- THE RECORDS:
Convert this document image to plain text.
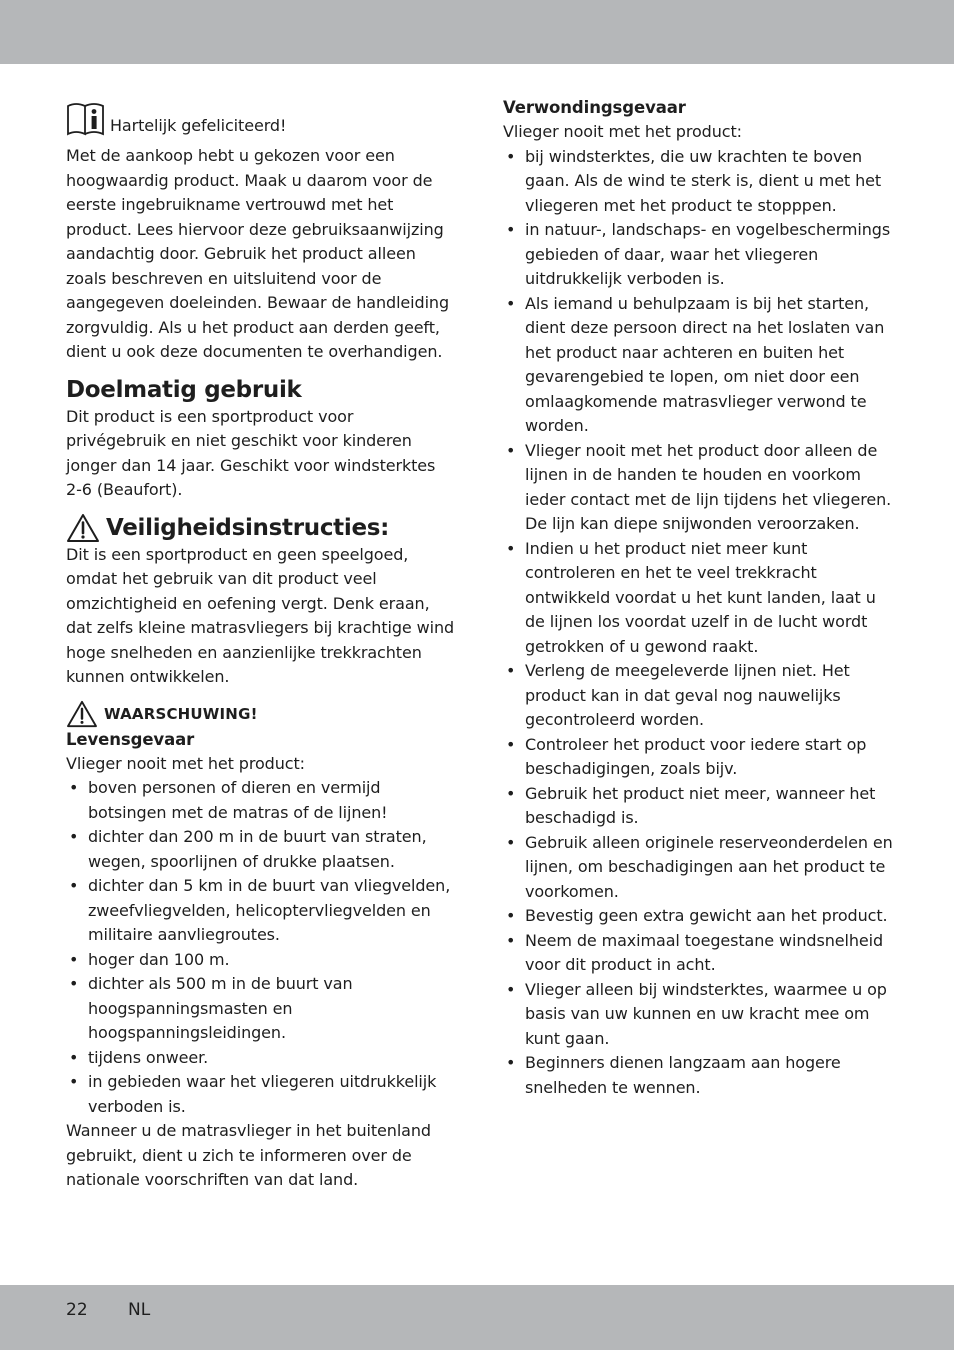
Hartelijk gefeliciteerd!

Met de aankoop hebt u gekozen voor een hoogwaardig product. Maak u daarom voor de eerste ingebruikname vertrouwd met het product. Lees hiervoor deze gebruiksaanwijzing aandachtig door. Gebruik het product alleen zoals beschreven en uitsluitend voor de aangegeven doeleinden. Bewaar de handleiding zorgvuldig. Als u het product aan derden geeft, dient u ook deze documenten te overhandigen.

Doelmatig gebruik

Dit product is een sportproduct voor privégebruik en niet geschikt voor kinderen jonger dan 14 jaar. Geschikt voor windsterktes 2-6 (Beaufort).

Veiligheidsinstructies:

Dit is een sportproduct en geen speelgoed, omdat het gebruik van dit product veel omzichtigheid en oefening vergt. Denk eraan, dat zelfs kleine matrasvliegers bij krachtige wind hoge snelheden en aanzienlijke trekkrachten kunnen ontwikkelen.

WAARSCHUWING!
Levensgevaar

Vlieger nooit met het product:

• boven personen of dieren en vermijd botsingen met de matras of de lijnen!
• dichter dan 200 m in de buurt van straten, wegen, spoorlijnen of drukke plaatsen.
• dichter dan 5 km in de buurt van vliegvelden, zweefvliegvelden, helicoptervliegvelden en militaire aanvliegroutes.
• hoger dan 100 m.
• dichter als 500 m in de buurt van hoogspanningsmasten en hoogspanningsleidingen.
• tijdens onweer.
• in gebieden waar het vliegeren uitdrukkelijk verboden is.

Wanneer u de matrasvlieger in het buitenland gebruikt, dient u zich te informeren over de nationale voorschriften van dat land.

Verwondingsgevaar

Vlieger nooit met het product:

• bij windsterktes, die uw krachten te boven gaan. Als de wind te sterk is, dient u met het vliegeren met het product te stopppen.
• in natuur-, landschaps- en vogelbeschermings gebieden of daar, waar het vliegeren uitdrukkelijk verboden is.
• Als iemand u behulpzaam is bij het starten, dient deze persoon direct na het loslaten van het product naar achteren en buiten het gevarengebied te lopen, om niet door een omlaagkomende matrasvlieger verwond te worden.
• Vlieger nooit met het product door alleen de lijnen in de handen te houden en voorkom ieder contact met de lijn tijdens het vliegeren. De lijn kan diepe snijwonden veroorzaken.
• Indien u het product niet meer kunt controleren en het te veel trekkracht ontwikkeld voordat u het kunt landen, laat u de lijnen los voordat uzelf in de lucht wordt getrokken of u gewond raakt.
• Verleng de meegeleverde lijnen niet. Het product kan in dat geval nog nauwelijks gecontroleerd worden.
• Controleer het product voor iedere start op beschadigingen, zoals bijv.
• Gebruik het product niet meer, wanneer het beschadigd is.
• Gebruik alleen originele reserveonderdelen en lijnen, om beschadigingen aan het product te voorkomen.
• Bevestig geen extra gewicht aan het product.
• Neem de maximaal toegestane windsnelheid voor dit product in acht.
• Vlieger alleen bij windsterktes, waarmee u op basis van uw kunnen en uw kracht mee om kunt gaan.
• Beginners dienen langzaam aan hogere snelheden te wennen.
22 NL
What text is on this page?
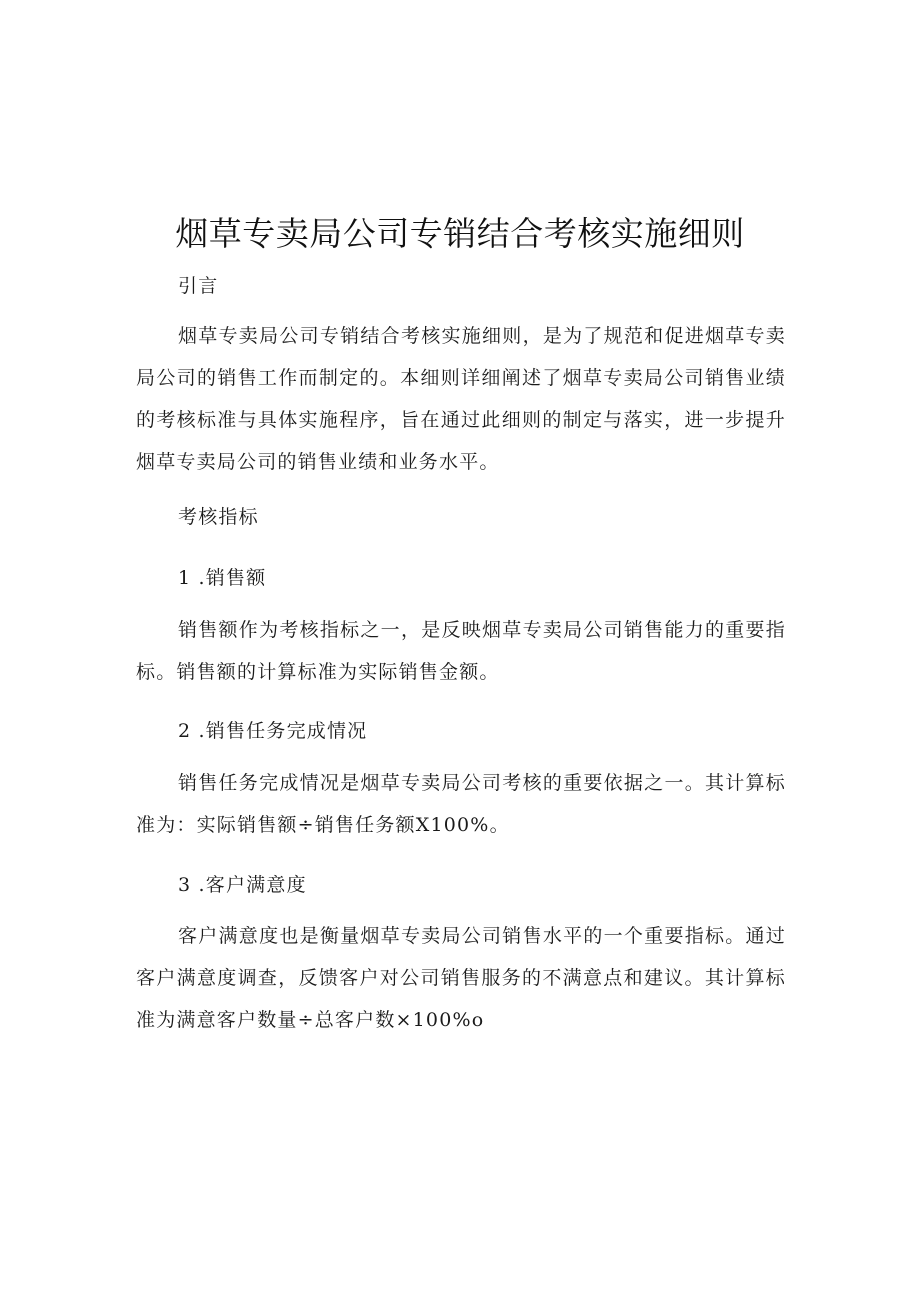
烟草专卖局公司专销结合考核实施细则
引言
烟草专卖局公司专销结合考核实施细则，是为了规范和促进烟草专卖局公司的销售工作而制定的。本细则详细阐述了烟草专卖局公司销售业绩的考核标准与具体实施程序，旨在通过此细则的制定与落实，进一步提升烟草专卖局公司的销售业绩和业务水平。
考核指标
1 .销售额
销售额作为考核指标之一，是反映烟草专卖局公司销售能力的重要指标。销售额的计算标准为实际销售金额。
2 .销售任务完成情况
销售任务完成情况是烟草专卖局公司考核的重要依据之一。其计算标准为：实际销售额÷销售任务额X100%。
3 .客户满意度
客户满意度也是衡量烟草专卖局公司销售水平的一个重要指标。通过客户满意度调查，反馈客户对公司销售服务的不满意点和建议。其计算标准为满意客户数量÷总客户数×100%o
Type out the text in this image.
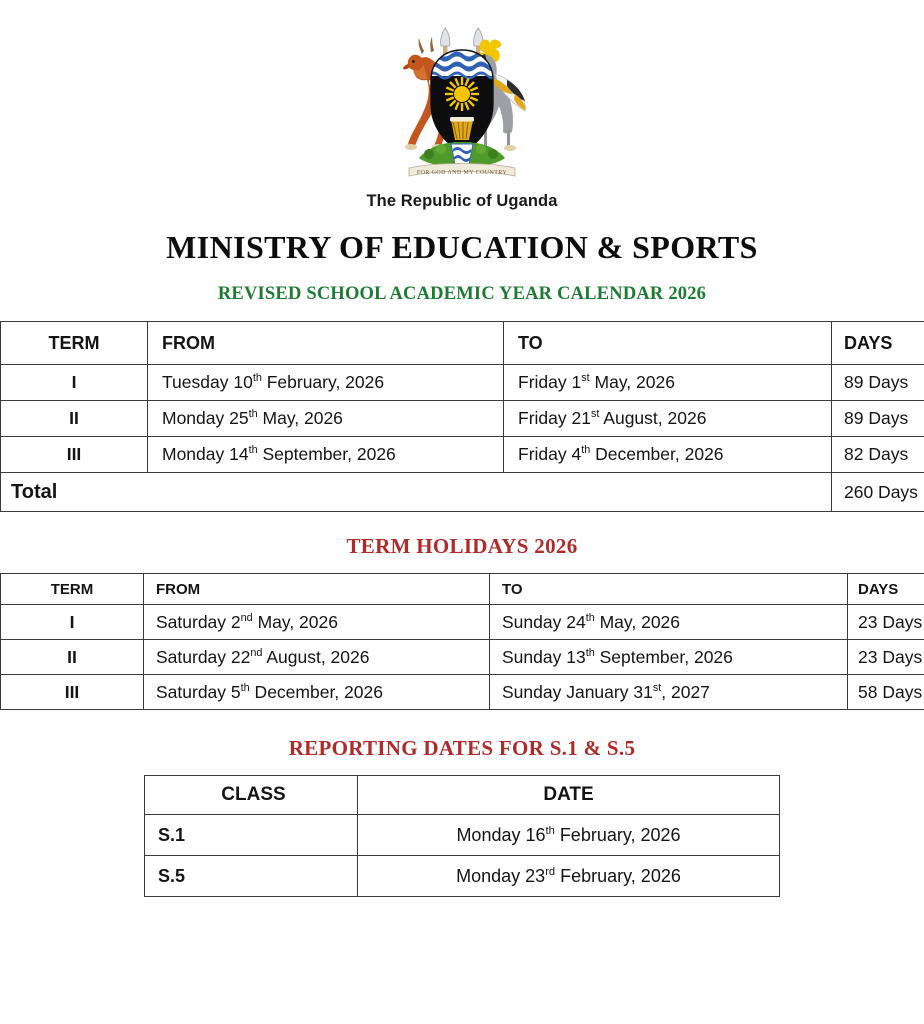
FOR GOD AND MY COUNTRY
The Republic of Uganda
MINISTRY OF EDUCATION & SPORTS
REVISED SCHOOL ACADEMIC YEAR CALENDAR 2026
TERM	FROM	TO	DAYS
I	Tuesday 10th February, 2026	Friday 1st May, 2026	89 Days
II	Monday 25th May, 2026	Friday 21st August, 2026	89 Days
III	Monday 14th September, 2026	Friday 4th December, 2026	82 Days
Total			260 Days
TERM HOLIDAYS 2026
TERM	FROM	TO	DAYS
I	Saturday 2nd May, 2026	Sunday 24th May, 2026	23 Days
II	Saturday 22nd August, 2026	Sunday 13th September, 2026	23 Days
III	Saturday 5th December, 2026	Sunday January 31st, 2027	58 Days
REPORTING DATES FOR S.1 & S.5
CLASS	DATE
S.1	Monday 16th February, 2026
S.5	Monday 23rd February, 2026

- JOB: Leave out the pictures and return every record word for word.

- COMPLETED TASK:
Convert this document image to plain text.
Hartelijk gefeliciteerd!

Met de aankoop hebt u gekozen voor een hoogwaardig product. Maak u daarom voor de eerste ingebruikname vertrouwd met het product. Lees hiervoor deze gebruiksaanwijzing aandachtig door. Gebruik het product alleen zoals beschreven en uitsluitend voor de aangegeven doeleinden. Bewaar de handleiding zorgvuldig. Als u het product aan derden geeft, dient u ook deze documenten te overhandigen.

Doelmatig gebruik

Dit product is een sportproduct voor privégebruik en niet geschikt voor kinderen jonger dan 14 jaar. Geschikt voor windsterktes 2-6 (Beaufort).

Veiligheidsinstructies:

Dit is een sportproduct en geen speelgoed, omdat het gebruik van dit product veel omzichtigheid en oefening vergt. Denk eraan, dat zelfs kleine matrasvliegers bij krachtige wind hoge snelheden en aanzienlijke trekkrachten kunnen ontwikkelen.

WAARSCHUWING!
Levensgevaar

Vlieger nooit met het product:

• boven personen of dieren en vermijd botsingen met de matras of de lijnen!
• dichter dan 200 m in de buurt van straten, wegen, spoorlijnen of drukke plaatsen.
• dichter dan 5 km in de buurt van vliegvelden, zweefvliegvelden, helicoptervliegvelden en militaire aanvliegroutes.
• hoger dan 100 m.
• dichter als 500 m in de buurt van hoogspanningsmasten en hoogspanningsleidingen.
• tijdens onweer.
• in gebieden waar het vliegeren uitdrukkelijk verboden is.

Wanneer u de matrasvlieger in het buitenland gebruikt, dient u zich te informeren over de nationale voorschriften van dat land.

Verwondingsgevaar

Vlieger nooit met het product:

• bij windsterktes, die uw krachten te boven gaan. Als de wind te sterk is, dient u met het vliegeren met het product te stopppen.
• in natuur-, landschaps- en vogelbeschermings gebieden of daar, waar het vliegeren uitdrukkelijk verboden is.
• Als iemand u behulpzaam is bij het starten, dient deze persoon direct na het loslaten van het product naar achteren en buiten het gevarengebied te lopen, om niet door een omlaagkomende matrasvlieger verwond te worden.
• Vlieger nooit met het product door alleen de lijnen in de handen te houden en voorkom ieder contact met de lijn tijdens het vliegeren. De lijn kan diepe snijwonden veroorzaken.
• Indien u het product niet meer kunt controleren en het te veel trekkracht ontwikkeld voordat u het kunt landen, laat u de lijnen los voordat uzelf in de lucht wordt getrokken of u gewond raakt.
• Verleng de meegeleverde lijnen niet. Het product kan in dat geval nog nauwelijks gecontroleerd worden.
• Controleer het product voor iedere start op beschadigingen, zoals bijv.
• Gebruik het product niet meer, wanneer het beschadigd is.
• Gebruik alleen originele reserveonderdelen en lijnen, om beschadigingen aan het product te voorkomen.
• Bevestig geen extra gewicht aan het product.
• Neem de maximaal toegestane windsnelheid voor dit product in acht.
• Vlieger alleen bij windsterktes, waarmee u op basis van uw kunnen en uw kracht mee om kunt gaan.
• Beginners dienen langzaam aan hogere snelheden te wennen.
22 NL
What text is on this page?
烟草专卖局公司专销结合考核实施细则
引言
烟草专卖局公司专销结合考核实施细则，是为了规范和促进烟草专卖局公司的销售工作而制定的。本细则详细阐述了烟草专卖局公司销售业绩的考核标准与具体实施程序，旨在通过此细则的制定与落实，进一步提升烟草专卖局公司的销售业绩和业务水平。
考核指标
1 .销售额
销售额作为考核指标之一，是反映烟草专卖局公司销售能力的重要指标。销售额的计算标准为实际销售金额。
2 .销售任务完成情况
销售任务完成情况是烟草专卖局公司考核的重要依据之一。其计算标准为：实际销售额÷销售任务额X100%。
3 .客户满意度
客户满意度也是衡量烟草专卖局公司销售水平的一个重要指标。通过客户满意度调查，反馈客户对公司销售服务的不满意点和建议。其计算标准为满意客户数量÷总客户数×100%o
Type out the text in this image.
FOR GOD AND MY COUNTRY
The Republic of Uganda
MINISTRY OF EDUCATION & SPORTS
REVISED SCHOOL ACADEMIC YEAR CALENDAR 2026
TERM	FROM	TO	DAYS
I	Tuesday 10th February, 2026	Friday 1st May, 2026	89 Days
II	Monday 25th May, 2026	Friday 21st August, 2026	89 Days
III	Monday 14th September, 2026	Friday 4th December, 2026	82 Days
Total			260 Days
TERM HOLIDAYS 2026
TERM	FROM	TO	DAYS
I	Saturday 2nd May, 2026	Sunday 24th May, 2026	23 Days
II	Saturday 22nd August, 2026	Sunday 13th September, 2026	23 Days
III	Saturday 5th December, 2026	Sunday January 31st, 2027	58 Days
REPORTING DATES FOR S.1 & S.5
CLASS	DATE
S.1	Monday 16th February, 2026
S.5	Monday 23rd February, 2026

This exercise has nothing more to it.